Records from a data collection.
--- START ---

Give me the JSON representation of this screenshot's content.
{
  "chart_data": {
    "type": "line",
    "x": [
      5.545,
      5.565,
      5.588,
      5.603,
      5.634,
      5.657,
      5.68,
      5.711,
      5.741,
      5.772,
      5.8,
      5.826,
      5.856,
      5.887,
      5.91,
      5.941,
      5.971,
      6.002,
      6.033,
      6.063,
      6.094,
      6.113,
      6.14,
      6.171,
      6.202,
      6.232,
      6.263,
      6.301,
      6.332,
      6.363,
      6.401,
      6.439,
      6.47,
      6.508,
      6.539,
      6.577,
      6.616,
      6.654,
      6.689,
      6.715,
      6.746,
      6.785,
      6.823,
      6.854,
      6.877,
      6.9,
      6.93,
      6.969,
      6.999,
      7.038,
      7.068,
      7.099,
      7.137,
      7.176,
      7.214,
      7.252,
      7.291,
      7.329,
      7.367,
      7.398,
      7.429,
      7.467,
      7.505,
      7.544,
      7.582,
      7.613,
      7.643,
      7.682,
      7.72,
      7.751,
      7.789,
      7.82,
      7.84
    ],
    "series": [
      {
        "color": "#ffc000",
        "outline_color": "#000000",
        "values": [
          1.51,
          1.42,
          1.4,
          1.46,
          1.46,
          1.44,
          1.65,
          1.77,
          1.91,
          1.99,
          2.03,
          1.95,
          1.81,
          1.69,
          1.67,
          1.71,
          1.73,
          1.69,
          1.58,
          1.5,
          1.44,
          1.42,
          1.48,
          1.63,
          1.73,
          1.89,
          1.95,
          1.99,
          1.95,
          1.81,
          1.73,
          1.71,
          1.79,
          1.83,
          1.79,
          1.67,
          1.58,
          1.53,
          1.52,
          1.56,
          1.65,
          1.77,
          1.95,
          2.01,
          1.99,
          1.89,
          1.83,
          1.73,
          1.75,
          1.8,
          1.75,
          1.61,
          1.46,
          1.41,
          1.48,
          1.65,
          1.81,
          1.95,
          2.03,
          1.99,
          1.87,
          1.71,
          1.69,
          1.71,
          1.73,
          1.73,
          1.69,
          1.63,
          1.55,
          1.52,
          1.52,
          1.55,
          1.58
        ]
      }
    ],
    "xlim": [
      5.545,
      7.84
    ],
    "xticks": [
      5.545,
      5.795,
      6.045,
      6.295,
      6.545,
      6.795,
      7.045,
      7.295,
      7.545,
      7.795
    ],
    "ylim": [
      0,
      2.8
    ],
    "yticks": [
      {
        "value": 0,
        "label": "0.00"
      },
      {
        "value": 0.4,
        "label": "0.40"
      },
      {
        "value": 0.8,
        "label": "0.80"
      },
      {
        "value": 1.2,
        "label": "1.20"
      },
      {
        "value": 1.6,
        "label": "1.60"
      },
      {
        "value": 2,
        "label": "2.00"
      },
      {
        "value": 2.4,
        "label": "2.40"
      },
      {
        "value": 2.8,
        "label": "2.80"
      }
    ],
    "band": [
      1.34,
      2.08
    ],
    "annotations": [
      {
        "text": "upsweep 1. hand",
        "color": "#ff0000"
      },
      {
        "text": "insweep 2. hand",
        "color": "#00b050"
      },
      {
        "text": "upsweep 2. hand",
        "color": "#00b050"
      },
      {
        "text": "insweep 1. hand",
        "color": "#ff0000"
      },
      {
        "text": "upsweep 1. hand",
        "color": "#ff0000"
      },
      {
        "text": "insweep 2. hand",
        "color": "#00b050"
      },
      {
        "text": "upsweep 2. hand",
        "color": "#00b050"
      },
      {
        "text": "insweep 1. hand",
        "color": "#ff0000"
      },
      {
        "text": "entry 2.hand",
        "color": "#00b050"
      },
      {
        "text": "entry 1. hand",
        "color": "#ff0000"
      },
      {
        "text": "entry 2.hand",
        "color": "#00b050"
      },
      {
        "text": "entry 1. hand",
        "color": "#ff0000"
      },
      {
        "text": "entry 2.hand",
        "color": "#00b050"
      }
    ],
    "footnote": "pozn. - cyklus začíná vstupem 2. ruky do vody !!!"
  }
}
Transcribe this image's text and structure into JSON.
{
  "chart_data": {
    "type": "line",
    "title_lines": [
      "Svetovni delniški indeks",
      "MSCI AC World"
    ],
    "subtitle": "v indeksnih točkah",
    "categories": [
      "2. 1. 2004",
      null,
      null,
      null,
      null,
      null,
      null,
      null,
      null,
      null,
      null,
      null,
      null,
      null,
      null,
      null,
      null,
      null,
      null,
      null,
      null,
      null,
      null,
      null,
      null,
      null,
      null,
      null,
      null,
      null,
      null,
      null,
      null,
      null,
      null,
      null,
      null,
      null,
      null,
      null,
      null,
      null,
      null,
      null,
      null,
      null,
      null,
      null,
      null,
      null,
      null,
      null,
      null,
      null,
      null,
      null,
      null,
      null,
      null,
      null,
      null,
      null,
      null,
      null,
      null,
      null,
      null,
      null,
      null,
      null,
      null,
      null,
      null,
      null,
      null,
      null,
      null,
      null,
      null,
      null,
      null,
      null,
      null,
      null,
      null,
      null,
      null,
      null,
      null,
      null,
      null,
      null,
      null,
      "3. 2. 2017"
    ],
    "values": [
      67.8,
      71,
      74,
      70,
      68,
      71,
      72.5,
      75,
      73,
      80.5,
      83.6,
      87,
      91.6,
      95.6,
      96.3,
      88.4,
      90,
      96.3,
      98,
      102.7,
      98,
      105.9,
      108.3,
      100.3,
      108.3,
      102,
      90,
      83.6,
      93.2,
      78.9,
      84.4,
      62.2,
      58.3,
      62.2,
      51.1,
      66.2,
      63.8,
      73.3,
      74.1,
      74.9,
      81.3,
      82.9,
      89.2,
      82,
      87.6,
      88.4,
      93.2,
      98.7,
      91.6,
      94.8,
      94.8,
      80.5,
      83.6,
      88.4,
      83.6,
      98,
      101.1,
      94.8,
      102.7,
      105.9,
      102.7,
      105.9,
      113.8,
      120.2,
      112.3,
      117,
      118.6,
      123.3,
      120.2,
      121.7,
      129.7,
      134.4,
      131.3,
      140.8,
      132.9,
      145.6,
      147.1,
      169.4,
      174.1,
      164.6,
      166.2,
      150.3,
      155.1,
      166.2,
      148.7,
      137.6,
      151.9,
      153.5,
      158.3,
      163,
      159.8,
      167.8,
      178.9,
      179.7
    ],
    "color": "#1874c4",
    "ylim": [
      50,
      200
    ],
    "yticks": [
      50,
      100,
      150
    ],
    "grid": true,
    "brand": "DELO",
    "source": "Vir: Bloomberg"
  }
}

--- END ---

Exercise instructions. Transcribe the data above in full, exactly.

Written response.
Give me the JSON representation of this screenshot's content.
{
  "chart_data": {
    "type": "line",
    "x": [
      5.545,
      5.565,
      5.588,
      5.603,
      5.634,
      5.657,
      5.68,
      5.711,
      5.741,
      5.772,
      5.8,
      5.826,
      5.856,
      5.887,
      5.91,
      5.941,
      5.971,
      6.002,
      6.033,
      6.063,
      6.094,
      6.113,
      6.14,
      6.171,
      6.202,
      6.232,
      6.263,
      6.301,
      6.332,
      6.363,
      6.401,
      6.439,
      6.47,
      6.508,
      6.539,
      6.577,
      6.616,
      6.654,
      6.689,
      6.715,
      6.746,
      6.785,
      6.823,
      6.854,
      6.877,
      6.9,
      6.93,
      6.969,
      6.999,
      7.038,
      7.068,
      7.099,
      7.137,
      7.176,
      7.214,
      7.252,
      7.291,
      7.329,
      7.367,
      7.398,
      7.429,
      7.467,
      7.505,
      7.544,
      7.582,
      7.613,
      7.643,
      7.682,
      7.72,
      7.751,
      7.789,
      7.82,
      7.84
    ],
    "series": [
      {
        "color": "#ffc000",
        "outline_color": "#000000",
        "values": [
          1.51,
          1.42,
          1.4,
          1.46,
          1.46,
          1.44,
          1.65,
          1.77,
          1.91,
          1.99,
          2.03,
          1.95,
          1.81,
          1.69,
          1.67,
          1.71,
          1.73,
          1.69,
          1.58,
          1.5,
          1.44,
          1.42,
          1.48,
          1.63,
          1.73,
          1.89,
          1.95,
          1.99,
          1.95,
          1.81,
          1.73,
          1.71,
          1.79,
          1.83,
          1.79,
          1.67,
          1.58,
          1.53,
          1.52,
          1.56,
          1.65,
          1.77,
          1.95,
          2.01,
          1.99,
          1.89,
          1.83,
          1.73,
          1.75,
          1.8,
          1.75,
          1.61,
          1.46,
          1.41,
          1.48,
          1.65,
          1.81,
          1.95,
          2.03,
          1.99,
          1.87,
          1.71,
          1.69,
          1.71,
          1.73,
          1.73,
          1.69,
          1.63,
          1.55,
          1.52,
          1.52,
          1.55,
          1.58
        ]
      }
    ],
    "xlim": [
      5.545,
      7.84
    ],
    "xticks": [
      5.545,
      5.795,
      6.045,
      6.295,
      6.545,
      6.795,
      7.045,
      7.295,
      7.545,
      7.795
    ],
    "ylim": [
      0,
      2.8
    ],
    "yticks": [
      {
        "value": 0,
        "label": "0.00"
      },
      {
        "value": 0.4,
        "label": "0.40"
      },
      {
        "value": 0.8,
        "label": "0.80"
      },
      {
        "value": 1.2,
        "label": "1.20"
      },
      {
        "value": 1.6,
        "label": "1.60"
      },
      {
        "value": 2,
        "label": "2.00"
      },
      {
        "value": 2.4,
        "label": "2.40"
      },
      {
        "value": 2.8,
        "label": "2.80"
      }
    ],
    "band": [
      1.34,
      2.08
    ],
    "annotations": [
      {
        "text": "upsweep 1. hand",
        "color": "#ff0000"
      },
      {
        "text": "insweep 2. hand",
        "color": "#00b050"
      },
      {
        "text": "upsweep 2. hand",
        "color": "#00b050"
      },
      {
        "text": "insweep 1. hand",
        "color": "#ff0000"
      },
      {
        "text": "upsweep 1. hand",
        "color": "#ff0000"
      },
      {
        "text": "insweep 2. hand",
        "color": "#00b050"
      },
      {
        "text": "upsweep 2. hand",
        "color": "#00b050"
      },
      {
        "text": "insweep 1. hand",
        "color": "#ff0000"
      },
      {
        "text": "entry 2.hand",
        "color": "#00b050"
      },
      {
        "text": "entry 1. hand",
        "color": "#ff0000"
      },
      {
        "text": "entry 2.hand",
        "color": "#00b050"
      },
      {
        "text": "entry 1. hand",
        "color": "#ff0000"
      },
      {
        "text": "entry 2.hand",
        "color": "#00b050"
      }
    ],
    "footnote": "pozn. - cyklus začíná vstupem 2. ruky do vody !!!"
  }
}
Transcribe this image's text and structure into JSON.
{
  "chart_data": {
    "type": "line",
    "title_lines": [
      "Svetovni delniški indeks",
      "MSCI AC World"
    ],
    "subtitle": "v indeksnih točkah",
    "categories": [
      "2. 1. 2004",
      null,
      null,
      null,
      null,
      null,
      null,
      null,
      null,
      null,
      null,
      null,
      null,
      null,
      null,
      null,
      null,
      null,
      null,
      null,
      null,
      null,
      null,
      null,
      null,
      null,
      null,
      null,
      null,
      null,
      null,
      null,
      null,
      null,
      null,
      null,
      null,
      null,
      null,
      null,
      null,
      null,
      null,
      null,
      null,
      null,
      null,
      null,
      null,
      null,
      null,
      null,
      null,
      null,
      null,
      null,
      null,
      null,
      null,
      null,
      null,
      null,
      null,
      null,
      null,
      null,
      null,
      null,
      null,
      null,
      null,
      null,
      null,
      null,
      null,
      null,
      null,
      null,
      null,
      null,
      null,
      null,
      null,
      null,
      null,
      null,
      null,
      null,
      null,
      null,
      null,
      null,
      null,
      "3. 2. 2017"
    ],
    "values": [
      67.8,
      71,
      74,
      70,
      68,
      71,
      72.5,
      75,
      73,
      80.5,
      83.6,
      87,
      91.6,
      95.6,
      96.3,
      88.4,
      90,
      96.3,
      98,
      102.7,
      98,
      105.9,
      108.3,
      100.3,
      108.3,
      102,
      90,
      83.6,
      93.2,
      78.9,
      84.4,
      62.2,
      58.3,
      62.2,
      51.1,
      66.2,
      63.8,
      73.3,
      74.1,
      74.9,
      81.3,
      82.9,
      89.2,
      82,
      87.6,
      88.4,
      93.2,
      98.7,
      91.6,
      94.8,
      94.8,
      80.5,
      83.6,
      88.4,
      83.6,
      98,
      101.1,
      94.8,
      102.7,
      105.9,
      102.7,
      105.9,
      113.8,
      120.2,
      112.3,
      117,
      118.6,
      123.3,
      120.2,
      121.7,
      129.7,
      134.4,
      131.3,
      140.8,
      132.9,
      145.6,
      147.1,
      169.4,
      174.1,
      164.6,
      166.2,
      150.3,
      155.1,
      166.2,
      148.7,
      137.6,
      151.9,
      153.5,
      158.3,
      163,
      159.8,
      167.8,
      178.9,
      179.7
    ],
    "color": "#1874c4",
    "ylim": [
      50,
      200
    ],
    "yticks": [
      50,
      100,
      150
    ],
    "grid": true,
    "brand": "DELO",
    "source": "Vir: Bloomberg"
  }
}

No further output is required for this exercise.